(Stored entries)
+++

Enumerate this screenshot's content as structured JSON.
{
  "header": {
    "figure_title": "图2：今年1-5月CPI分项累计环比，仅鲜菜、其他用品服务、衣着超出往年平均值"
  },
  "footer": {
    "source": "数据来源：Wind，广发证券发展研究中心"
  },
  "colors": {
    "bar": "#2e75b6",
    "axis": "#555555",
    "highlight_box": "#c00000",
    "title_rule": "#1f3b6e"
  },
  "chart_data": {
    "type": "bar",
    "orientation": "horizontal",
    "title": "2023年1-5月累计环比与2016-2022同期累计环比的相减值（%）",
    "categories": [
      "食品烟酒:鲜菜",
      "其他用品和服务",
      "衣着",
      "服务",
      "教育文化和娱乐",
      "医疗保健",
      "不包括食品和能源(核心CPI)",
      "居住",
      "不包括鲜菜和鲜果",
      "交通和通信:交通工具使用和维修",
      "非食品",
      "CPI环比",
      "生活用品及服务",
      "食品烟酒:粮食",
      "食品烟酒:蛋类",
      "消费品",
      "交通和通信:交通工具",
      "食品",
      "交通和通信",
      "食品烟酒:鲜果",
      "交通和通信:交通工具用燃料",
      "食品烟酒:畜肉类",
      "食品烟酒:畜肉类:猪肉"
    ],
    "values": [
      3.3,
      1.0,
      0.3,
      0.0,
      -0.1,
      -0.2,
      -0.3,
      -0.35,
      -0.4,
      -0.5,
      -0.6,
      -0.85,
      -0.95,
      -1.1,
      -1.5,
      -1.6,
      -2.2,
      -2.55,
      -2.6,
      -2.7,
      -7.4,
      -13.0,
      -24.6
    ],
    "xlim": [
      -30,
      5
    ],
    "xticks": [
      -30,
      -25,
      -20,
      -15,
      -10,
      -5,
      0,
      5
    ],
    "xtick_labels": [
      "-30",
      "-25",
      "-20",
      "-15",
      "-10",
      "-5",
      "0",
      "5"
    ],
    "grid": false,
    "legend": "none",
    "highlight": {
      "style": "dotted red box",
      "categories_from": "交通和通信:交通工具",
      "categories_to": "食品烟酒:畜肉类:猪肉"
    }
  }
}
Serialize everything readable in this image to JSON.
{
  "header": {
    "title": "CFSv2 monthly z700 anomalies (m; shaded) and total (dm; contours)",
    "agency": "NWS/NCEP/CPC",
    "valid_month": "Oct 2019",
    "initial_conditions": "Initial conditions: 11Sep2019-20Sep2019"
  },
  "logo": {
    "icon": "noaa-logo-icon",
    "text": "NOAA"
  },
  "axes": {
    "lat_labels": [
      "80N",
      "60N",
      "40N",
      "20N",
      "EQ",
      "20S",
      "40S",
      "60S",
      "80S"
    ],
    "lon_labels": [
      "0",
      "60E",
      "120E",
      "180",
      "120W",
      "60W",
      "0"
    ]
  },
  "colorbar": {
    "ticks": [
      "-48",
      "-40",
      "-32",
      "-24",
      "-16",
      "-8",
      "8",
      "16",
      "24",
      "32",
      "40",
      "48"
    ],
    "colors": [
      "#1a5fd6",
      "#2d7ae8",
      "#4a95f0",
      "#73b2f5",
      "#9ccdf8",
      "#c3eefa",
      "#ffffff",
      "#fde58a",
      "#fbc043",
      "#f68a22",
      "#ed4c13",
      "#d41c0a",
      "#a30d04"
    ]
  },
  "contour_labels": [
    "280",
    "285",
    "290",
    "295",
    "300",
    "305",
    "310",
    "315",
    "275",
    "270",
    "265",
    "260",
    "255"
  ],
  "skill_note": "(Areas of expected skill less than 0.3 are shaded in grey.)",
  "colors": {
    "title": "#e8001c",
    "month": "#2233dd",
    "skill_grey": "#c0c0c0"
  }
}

+++

Set down the entries verbatim, leaving none out.

> _Written solution_
Enumerate this screenshot's content as structured JSON.
{
  "header": {
    "figure_title": "图2：今年1-5月CPI分项累计环比，仅鲜菜、其他用品服务、衣着超出往年平均值"
  },
  "footer": {
    "source": "数据来源：Wind，广发证券发展研究中心"
  },
  "colors": {
    "bar": "#2e75b6",
    "axis": "#555555",
    "highlight_box": "#c00000",
    "title_rule": "#1f3b6e"
  },
  "chart_data": {
    "type": "bar",
    "orientation": "horizontal",
    "title": "2023年1-5月累计环比与2016-2022同期累计环比的相减值（%）",
    "categories": [
      "食品烟酒:鲜菜",
      "其他用品和服务",
      "衣着",
      "服务",
      "教育文化和娱乐",
      "医疗保健",
      "不包括食品和能源(核心CPI)",
      "居住",
      "不包括鲜菜和鲜果",
      "交通和通信:交通工具使用和维修",
      "非食品",
      "CPI环比",
      "生活用品及服务",
      "食品烟酒:粮食",
      "食品烟酒:蛋类",
      "消费品",
      "交通和通信:交通工具",
      "食品",
      "交通和通信",
      "食品烟酒:鲜果",
      "交通和通信:交通工具用燃料",
      "食品烟酒:畜肉类",
      "食品烟酒:畜肉类:猪肉"
    ],
    "values": [
      3.3,
      1.0,
      0.3,
      0.0,
      -0.1,
      -0.2,
      -0.3,
      -0.35,
      -0.4,
      -0.5,
      -0.6,
      -0.85,
      -0.95,
      -1.1,
      -1.5,
      -1.6,
      -2.2,
      -2.55,
      -2.6,
      -2.7,
      -7.4,
      -13.0,
      -24.6
    ],
    "xlim": [
      -30,
      5
    ],
    "xticks": [
      -30,
      -25,
      -20,
      -15,
      -10,
      -5,
      0,
      5
    ],
    "xtick_labels": [
      "-30",
      "-25",
      "-20",
      "-15",
      "-10",
      "-5",
      "0",
      "5"
    ],
    "grid": false,
    "legend": "none",
    "highlight": {
      "style": "dotted red box",
      "categories_from": "交通和通信:交通工具",
      "categories_to": "食品烟酒:畜肉类:猪肉"
    }
  }
}
Serialize everything readable in this image to JSON.
{
  "header": {
    "title": "CFSv2 monthly z700 anomalies (m; shaded) and total (dm; contours)",
    "agency": "NWS/NCEP/CPC",
    "valid_month": "Oct 2019",
    "initial_conditions": "Initial conditions: 11Sep2019-20Sep2019"
  },
  "logo": {
    "icon": "noaa-logo-icon",
    "text": "NOAA"
  },
  "axes": {
    "lat_labels": [
      "80N",
      "60N",
      "40N",
      "20N",
      "EQ",
      "20S",
      "40S",
      "60S",
      "80S"
    ],
    "lon_labels": [
      "0",
      "60E",
      "120E",
      "180",
      "120W",
      "60W",
      "0"
    ]
  },
  "colorbar": {
    "ticks": [
      "-48",
      "-40",
      "-32",
      "-24",
      "-16",
      "-8",
      "8",
      "16",
      "24",
      "32",
      "40",
      "48"
    ],
    "colors": [
      "#1a5fd6",
      "#2d7ae8",
      "#4a95f0",
      "#73b2f5",
      "#9ccdf8",
      "#c3eefa",
      "#ffffff",
      "#fde58a",
      "#fbc043",
      "#f68a22",
      "#ed4c13",
      "#d41c0a",
      "#a30d04"
    ]
  },
  "contour_labels": [
    "280",
    "285",
    "290",
    "295",
    "300",
    "305",
    "310",
    "315",
    "275",
    "270",
    "265",
    "260",
    "255"
  ],
  "skill_note": "(Areas of expected skill less than 0.3 are shaded in grey.)",
  "colors": {
    "title": "#e8001c",
    "month": "#2233dd",
    "skill_grey": "#c0c0c0"
  }
}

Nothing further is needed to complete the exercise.